#### Aim of the task
Using the listing below, report all lines holding the word "ylabel".

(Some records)
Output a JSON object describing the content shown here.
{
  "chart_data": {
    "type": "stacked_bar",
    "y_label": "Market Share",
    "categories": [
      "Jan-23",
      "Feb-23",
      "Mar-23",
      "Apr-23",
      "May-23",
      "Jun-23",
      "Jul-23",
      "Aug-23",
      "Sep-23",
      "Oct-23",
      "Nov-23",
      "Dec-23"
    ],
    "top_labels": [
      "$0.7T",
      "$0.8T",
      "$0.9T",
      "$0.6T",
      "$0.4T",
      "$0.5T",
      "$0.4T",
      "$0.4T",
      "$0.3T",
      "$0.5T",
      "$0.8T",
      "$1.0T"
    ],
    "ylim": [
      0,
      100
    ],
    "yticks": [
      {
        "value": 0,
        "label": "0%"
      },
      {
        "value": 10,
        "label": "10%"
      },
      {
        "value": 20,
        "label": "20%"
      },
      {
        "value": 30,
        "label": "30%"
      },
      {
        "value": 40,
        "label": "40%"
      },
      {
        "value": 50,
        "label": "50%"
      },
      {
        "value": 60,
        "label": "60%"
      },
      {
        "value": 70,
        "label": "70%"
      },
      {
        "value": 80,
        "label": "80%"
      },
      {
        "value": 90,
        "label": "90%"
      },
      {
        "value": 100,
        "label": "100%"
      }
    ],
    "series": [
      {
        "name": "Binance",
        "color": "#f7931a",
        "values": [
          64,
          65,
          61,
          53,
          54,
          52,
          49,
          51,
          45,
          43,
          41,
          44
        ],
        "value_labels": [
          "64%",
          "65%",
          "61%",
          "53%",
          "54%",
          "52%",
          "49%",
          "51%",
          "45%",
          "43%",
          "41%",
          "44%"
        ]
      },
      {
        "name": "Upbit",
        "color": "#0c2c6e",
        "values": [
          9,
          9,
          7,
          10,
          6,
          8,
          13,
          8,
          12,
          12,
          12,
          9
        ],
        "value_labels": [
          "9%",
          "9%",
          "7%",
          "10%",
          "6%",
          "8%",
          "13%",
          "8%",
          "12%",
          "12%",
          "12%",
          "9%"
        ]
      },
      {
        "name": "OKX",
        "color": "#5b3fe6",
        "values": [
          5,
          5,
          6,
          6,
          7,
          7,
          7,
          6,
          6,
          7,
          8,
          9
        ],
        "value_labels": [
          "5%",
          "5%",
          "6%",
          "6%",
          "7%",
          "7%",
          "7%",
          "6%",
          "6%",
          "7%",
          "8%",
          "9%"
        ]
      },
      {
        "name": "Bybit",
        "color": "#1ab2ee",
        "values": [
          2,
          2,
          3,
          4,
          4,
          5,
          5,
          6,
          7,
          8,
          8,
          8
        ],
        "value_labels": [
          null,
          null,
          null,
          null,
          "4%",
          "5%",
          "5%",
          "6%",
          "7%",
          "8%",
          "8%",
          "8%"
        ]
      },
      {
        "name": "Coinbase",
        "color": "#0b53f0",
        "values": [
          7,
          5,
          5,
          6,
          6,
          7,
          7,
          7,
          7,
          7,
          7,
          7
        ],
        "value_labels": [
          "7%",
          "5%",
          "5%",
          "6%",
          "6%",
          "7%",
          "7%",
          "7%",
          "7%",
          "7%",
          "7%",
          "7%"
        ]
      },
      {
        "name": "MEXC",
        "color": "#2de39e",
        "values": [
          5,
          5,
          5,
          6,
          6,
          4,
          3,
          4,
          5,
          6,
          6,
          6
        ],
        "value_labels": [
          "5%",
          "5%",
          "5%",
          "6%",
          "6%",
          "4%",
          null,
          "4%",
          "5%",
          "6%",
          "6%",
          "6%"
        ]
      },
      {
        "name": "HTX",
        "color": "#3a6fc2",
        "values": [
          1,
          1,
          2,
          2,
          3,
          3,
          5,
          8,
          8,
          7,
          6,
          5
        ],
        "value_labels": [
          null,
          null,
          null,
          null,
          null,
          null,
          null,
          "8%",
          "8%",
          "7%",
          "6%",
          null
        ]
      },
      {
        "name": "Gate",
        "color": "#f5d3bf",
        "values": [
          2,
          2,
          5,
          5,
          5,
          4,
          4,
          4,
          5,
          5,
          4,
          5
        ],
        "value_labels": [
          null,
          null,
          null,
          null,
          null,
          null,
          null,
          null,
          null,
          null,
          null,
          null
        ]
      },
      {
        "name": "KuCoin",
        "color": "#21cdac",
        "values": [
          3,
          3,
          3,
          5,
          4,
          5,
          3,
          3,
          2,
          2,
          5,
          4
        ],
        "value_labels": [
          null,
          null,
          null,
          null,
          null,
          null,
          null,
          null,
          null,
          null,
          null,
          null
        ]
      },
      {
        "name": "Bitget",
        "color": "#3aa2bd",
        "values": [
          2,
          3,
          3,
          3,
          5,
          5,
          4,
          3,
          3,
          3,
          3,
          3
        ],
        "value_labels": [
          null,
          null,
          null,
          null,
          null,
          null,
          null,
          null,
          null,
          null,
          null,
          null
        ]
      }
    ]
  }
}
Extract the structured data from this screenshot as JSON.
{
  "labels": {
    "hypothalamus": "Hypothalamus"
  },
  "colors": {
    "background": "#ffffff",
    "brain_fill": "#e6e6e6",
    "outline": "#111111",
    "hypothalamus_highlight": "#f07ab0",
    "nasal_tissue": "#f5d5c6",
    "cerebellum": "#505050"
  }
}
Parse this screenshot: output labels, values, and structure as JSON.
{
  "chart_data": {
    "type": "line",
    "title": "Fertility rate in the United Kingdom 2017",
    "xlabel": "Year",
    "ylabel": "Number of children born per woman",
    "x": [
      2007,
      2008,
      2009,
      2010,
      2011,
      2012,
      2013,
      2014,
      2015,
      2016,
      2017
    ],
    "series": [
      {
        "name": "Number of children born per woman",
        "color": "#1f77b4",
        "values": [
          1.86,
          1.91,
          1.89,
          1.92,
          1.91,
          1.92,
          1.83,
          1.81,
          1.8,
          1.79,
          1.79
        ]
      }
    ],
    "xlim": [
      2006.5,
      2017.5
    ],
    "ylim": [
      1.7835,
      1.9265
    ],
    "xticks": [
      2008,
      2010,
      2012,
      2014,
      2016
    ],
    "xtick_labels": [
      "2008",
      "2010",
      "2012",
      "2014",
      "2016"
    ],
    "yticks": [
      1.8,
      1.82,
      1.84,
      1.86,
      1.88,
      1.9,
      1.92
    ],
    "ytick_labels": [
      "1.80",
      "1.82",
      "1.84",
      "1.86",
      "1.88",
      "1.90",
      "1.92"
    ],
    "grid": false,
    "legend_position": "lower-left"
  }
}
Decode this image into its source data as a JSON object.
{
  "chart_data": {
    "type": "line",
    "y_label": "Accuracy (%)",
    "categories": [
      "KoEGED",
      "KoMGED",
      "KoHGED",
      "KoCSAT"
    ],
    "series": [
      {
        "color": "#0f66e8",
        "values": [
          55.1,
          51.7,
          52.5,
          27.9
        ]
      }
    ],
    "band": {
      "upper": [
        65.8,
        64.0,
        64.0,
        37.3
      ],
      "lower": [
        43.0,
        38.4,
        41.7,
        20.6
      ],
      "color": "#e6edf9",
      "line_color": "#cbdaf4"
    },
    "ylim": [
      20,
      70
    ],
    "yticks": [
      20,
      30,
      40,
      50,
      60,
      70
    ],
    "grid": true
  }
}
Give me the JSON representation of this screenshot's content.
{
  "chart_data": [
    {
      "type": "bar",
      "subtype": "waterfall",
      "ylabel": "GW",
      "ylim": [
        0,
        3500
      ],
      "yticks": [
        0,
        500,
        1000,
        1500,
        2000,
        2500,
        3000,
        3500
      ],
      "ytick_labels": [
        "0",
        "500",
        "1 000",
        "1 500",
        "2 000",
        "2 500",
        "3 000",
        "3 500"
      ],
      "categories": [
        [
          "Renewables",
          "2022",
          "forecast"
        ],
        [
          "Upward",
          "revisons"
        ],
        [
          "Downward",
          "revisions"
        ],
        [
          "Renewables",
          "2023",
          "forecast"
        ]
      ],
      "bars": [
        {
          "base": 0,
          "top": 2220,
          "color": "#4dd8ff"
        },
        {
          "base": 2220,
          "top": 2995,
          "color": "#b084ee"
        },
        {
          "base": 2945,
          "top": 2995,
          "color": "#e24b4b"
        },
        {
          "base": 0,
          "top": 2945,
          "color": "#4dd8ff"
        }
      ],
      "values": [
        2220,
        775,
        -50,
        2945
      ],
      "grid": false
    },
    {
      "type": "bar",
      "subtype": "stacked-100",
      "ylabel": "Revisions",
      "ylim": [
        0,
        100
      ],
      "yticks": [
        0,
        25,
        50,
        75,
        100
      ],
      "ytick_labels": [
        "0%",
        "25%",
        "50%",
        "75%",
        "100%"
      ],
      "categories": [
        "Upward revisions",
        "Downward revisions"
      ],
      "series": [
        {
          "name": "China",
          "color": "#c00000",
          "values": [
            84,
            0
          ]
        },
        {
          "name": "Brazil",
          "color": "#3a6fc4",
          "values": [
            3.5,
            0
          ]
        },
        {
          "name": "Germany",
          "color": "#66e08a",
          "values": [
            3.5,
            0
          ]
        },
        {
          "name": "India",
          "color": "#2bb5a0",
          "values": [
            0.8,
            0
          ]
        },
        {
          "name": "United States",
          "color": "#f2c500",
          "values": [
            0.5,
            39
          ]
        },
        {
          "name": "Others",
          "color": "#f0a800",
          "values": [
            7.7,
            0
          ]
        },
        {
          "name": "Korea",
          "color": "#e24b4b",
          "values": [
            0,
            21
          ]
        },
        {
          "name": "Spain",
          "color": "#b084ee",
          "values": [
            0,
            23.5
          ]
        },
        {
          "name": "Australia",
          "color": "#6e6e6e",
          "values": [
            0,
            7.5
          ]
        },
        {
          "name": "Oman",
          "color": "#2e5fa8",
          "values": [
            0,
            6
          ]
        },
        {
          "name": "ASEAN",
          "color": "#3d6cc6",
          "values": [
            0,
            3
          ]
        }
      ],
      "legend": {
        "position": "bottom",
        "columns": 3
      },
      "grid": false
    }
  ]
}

#### Answer in full
    "ylabel": "Number of children born per woman",
      "ylabel": "GW",
      "ylabel": "Revisions",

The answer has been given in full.